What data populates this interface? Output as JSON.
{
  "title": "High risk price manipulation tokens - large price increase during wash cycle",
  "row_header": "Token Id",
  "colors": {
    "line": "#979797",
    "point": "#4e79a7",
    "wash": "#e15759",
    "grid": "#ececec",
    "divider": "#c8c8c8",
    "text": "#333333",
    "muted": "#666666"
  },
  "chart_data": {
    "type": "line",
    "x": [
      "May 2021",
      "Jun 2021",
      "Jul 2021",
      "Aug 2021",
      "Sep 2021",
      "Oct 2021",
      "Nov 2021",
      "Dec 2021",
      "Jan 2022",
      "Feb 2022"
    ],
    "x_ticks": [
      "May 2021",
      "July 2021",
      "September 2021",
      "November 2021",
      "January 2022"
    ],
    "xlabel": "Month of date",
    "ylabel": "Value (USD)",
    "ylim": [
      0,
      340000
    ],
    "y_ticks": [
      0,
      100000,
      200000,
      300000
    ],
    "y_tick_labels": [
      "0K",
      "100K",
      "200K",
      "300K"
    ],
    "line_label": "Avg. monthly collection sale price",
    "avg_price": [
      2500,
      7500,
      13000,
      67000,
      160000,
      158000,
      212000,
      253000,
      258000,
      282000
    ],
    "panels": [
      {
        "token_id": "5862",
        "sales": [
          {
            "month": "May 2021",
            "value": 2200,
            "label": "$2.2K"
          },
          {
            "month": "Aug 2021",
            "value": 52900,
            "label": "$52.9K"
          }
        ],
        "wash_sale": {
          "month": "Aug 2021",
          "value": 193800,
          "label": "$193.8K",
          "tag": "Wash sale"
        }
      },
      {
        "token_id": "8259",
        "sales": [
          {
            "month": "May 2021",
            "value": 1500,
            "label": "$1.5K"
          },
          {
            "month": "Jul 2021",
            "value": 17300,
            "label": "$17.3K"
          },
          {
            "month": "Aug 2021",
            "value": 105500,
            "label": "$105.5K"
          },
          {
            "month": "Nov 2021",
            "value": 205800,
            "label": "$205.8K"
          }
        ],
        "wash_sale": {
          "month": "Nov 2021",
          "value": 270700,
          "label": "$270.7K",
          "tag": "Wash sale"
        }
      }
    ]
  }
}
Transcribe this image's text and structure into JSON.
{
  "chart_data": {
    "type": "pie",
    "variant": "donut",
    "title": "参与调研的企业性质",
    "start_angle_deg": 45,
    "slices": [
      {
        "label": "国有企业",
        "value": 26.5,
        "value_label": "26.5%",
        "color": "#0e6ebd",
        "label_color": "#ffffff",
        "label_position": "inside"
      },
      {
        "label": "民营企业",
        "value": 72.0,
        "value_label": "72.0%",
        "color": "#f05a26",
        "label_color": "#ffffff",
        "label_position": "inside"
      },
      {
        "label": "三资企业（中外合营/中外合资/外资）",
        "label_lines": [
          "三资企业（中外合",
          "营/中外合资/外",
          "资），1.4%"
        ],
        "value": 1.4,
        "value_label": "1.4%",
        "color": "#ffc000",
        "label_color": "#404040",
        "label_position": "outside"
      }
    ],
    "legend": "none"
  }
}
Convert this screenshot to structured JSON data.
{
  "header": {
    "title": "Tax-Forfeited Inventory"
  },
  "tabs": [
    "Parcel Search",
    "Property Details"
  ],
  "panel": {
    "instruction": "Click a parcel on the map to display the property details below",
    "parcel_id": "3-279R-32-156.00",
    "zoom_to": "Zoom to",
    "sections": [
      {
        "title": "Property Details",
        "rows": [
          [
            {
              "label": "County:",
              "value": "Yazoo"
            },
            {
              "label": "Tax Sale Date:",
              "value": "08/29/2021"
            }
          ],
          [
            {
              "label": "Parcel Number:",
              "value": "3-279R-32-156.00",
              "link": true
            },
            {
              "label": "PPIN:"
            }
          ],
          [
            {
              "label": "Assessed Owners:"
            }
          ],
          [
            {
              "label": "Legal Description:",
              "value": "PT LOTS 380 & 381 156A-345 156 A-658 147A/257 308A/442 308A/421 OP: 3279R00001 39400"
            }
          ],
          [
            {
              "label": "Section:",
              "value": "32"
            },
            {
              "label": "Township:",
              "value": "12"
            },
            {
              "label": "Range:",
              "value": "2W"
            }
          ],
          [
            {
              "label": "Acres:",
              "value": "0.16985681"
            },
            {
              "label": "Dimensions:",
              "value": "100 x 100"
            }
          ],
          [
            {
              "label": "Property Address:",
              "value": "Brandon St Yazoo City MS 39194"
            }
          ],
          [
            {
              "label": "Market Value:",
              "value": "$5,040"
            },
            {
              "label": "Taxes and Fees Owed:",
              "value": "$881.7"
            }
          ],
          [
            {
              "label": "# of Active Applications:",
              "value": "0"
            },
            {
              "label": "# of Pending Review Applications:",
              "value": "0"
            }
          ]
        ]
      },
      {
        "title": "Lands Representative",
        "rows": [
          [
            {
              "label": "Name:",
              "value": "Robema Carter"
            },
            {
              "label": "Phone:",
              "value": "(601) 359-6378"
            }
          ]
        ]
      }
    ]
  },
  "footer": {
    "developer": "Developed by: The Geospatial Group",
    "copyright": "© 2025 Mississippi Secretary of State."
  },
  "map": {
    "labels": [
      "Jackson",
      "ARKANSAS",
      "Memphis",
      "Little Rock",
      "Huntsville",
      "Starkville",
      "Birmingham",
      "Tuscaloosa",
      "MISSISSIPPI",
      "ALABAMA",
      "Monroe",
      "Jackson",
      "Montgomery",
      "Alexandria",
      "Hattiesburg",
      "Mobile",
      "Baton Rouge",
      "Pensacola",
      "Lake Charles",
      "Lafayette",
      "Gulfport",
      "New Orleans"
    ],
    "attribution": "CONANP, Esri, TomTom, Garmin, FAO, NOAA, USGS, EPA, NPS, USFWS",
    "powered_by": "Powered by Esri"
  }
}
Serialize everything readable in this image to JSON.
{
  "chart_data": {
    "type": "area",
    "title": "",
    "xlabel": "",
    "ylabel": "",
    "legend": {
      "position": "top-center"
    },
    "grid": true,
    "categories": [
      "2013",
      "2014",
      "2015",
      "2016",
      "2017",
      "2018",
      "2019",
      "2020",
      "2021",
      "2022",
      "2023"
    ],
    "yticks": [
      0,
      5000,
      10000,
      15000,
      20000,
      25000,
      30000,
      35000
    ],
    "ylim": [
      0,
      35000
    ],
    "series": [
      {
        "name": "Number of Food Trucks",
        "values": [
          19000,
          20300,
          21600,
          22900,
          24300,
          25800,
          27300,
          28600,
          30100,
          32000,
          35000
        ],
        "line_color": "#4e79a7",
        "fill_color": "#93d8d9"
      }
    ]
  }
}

• WHAT YOU HAVE TO DO
From the entries above, list each line with "Applications" in it.

• CORRECT RESPONSE
              "label": "# of Active Applications:",
              "label": "# of Pending Review Applications:",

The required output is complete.